### Data records
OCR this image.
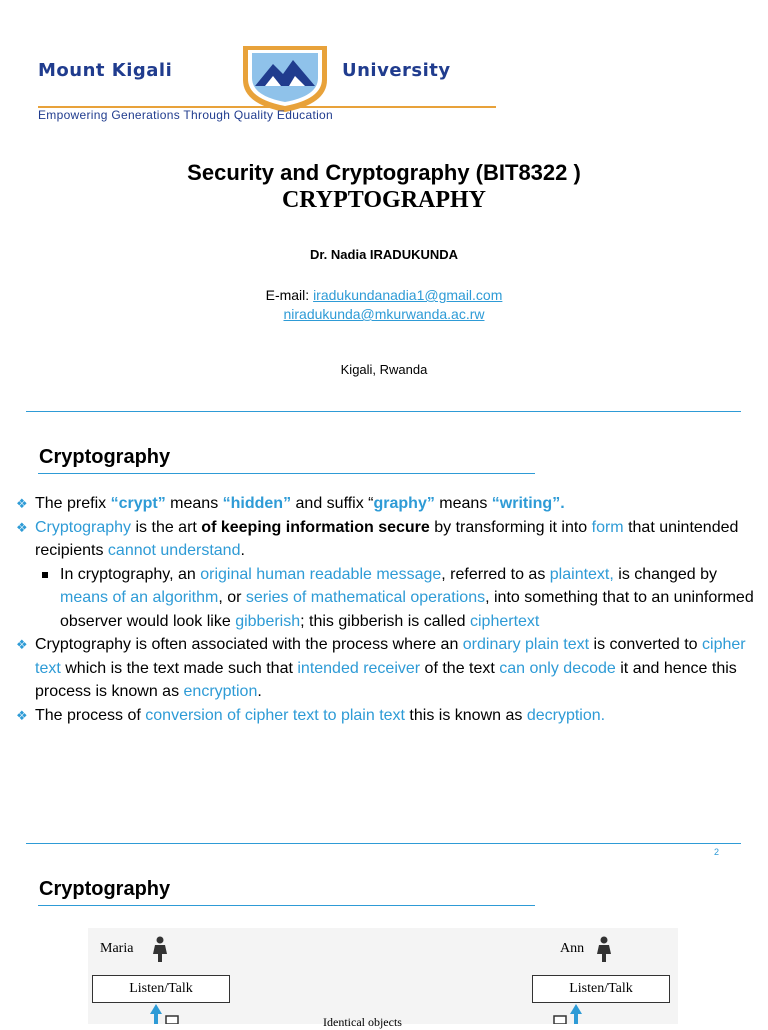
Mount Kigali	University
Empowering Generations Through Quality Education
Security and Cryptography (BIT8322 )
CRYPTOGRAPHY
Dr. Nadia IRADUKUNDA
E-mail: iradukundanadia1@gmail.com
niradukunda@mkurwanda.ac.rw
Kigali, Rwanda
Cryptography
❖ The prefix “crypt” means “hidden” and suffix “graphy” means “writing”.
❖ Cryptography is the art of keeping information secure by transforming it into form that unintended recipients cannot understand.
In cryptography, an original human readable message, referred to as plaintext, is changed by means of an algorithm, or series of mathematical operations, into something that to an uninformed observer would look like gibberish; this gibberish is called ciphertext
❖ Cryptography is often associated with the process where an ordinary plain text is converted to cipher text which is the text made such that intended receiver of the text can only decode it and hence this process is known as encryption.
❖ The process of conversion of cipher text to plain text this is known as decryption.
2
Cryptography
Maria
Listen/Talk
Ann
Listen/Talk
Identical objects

### The task
Select and copy every line of the material that holds the string "this".

### Solution below
OCR this image.
In cryptography, an original human readable message, referred to as plaintext, is changed by means of an algorithm, or series of mathematical operations, into something that to an uninformed observer would look like gibberish; this gibberish is called ciphertext
❖ Cryptography is often associated with the process where an ordinary plain text is converted to cipher text which is the text made such that intended receiver of the text can only decode it and hence this process is known as encryption.
❖ The process of conversion of cipher text to plain text this is known as decryption.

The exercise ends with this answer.